Objective: Could you print each of the rows below word for word, leaving out the pictures?

++++++

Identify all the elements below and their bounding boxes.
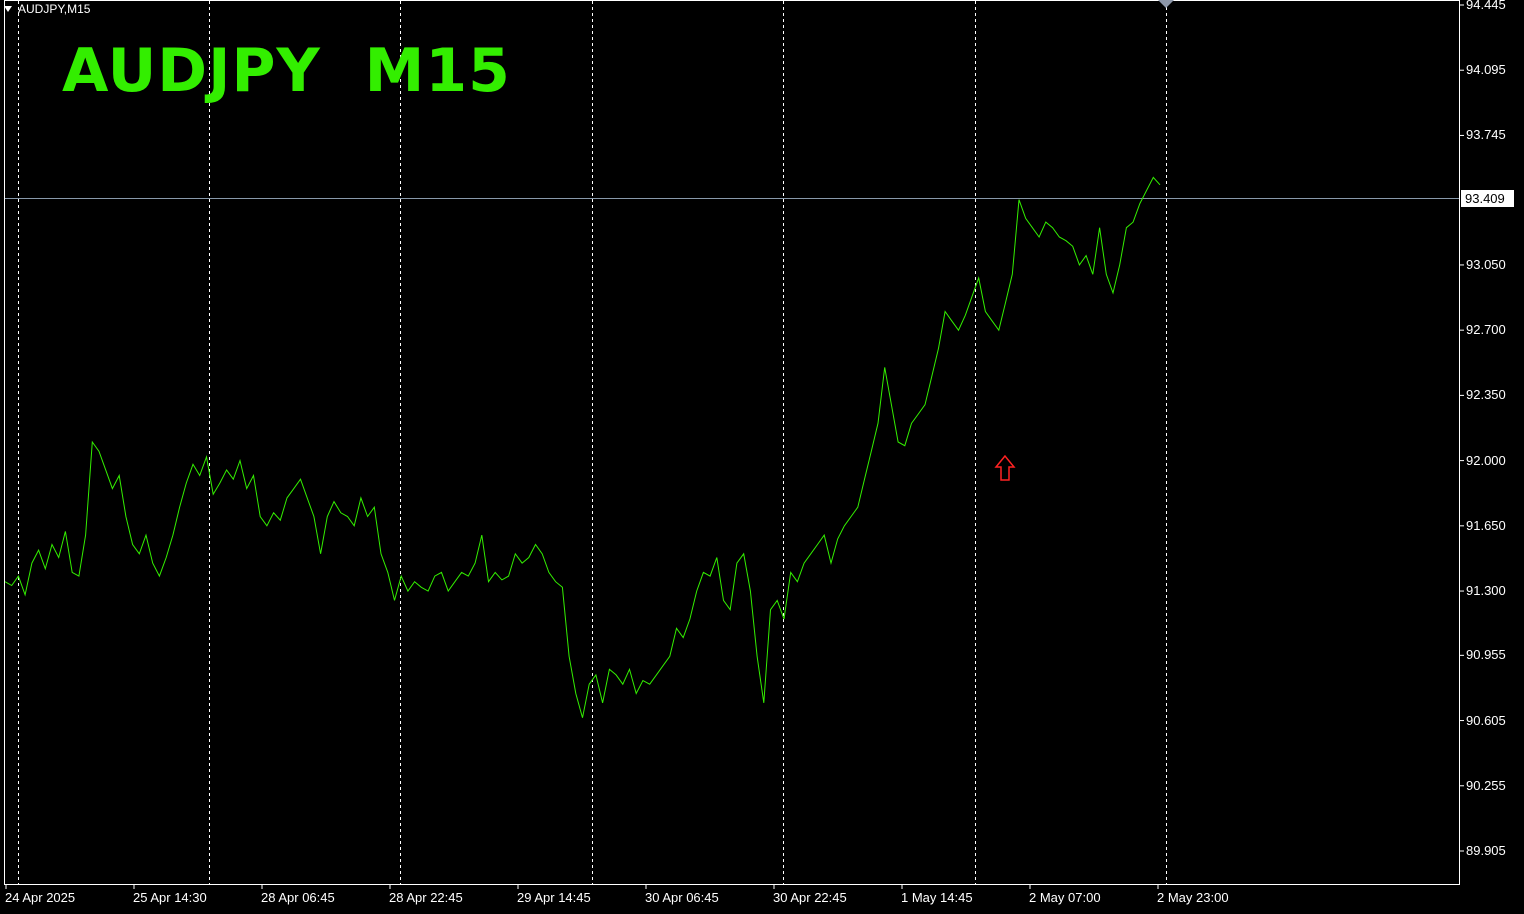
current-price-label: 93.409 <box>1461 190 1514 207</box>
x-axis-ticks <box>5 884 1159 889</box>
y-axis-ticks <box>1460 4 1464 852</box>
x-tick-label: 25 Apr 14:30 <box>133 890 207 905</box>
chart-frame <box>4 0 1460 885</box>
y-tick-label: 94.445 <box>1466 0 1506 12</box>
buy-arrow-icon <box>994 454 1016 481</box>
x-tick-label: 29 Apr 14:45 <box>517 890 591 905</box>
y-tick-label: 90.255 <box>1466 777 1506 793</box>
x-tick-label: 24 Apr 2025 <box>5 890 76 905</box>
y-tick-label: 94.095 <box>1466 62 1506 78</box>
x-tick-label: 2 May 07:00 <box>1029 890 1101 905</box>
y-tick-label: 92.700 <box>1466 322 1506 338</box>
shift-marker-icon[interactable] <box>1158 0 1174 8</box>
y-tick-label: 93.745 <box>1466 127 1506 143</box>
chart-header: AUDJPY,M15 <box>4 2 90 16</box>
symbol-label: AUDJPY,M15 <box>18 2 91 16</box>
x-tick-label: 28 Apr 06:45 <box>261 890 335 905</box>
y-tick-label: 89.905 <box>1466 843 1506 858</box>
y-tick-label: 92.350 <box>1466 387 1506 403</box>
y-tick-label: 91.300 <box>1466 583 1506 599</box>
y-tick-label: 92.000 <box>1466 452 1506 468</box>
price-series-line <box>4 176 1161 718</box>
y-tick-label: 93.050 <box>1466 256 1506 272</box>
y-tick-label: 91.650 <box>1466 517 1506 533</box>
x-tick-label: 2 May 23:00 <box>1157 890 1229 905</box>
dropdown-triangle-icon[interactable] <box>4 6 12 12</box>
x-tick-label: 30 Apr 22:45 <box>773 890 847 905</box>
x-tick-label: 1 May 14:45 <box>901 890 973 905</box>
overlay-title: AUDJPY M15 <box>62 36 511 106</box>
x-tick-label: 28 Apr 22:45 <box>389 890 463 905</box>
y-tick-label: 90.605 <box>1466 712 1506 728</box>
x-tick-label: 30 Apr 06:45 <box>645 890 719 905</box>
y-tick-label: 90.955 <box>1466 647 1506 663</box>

++++++

Response:
Identify all the elements below and their bounding boxes.
current-price-label: 93.409 <box>1461 190 1514 207</box>
x-axis-ticks <box>5 884 1159 889</box>
y-axis-ticks <box>1460 4 1464 852</box>
x-tick-label: 25 Apr 14:30 <box>133 890 207 905</box>
chart-frame <box>4 0 1460 885</box>
y-tick-label: 94.445 <box>1466 0 1506 12</box>
buy-arrow-icon <box>994 454 1016 481</box>
x-tick-label: 29 Apr 14:45 <box>517 890 591 905</box>
y-tick-label: 90.255 <box>1466 777 1506 793</box>
x-tick-label: 24 Apr 2025 <box>5 890 76 905</box>
y-tick-label: 94.095 <box>1466 62 1506 78</box>
x-tick-label: 2 May 07:00 <box>1029 890 1101 905</box>
y-tick-label: 92.700 <box>1466 322 1506 338</box>
shift-marker-icon[interactable] <box>1158 0 1174 8</box>
y-tick-label: 93.745 <box>1466 127 1506 143</box>
chart-header: AUDJPY,M15 <box>4 2 90 16</box>
symbol-label: AUDJPY,M15 <box>18 2 91 16</box>
x-tick-label: 28 Apr 06:45 <box>261 890 335 905</box>
y-tick-label: 89.905 <box>1466 843 1506 858</box>
y-tick-label: 92.350 <box>1466 387 1506 403</box>
y-tick-label: 91.300 <box>1466 583 1506 599</box>
y-tick-label: 92.000 <box>1466 452 1506 468</box>
price-series-line <box>4 176 1161 718</box>
y-tick-label: 93.050 <box>1466 256 1506 272</box>
y-tick-label: 91.650 <box>1466 517 1506 533</box>
x-tick-label: 2 May 23:00 <box>1157 890 1229 905</box>
dropdown-triangle-icon[interactable] <box>4 6 12 12</box>
x-tick-label: 30 Apr 22:45 <box>773 890 847 905</box>
x-tick-label: 1 May 14:45 <box>901 890 973 905</box>
overlay-title: AUDJPY M15 <box>62 36 511 106</box>
x-tick-label: 28 Apr 22:45 <box>389 890 463 905</box>
y-tick-label: 90.605 <box>1466 712 1506 728</box>
x-tick-label: 30 Apr 06:45 <box>645 890 719 905</box>
y-tick-label: 90.955 <box>1466 647 1506 663</box>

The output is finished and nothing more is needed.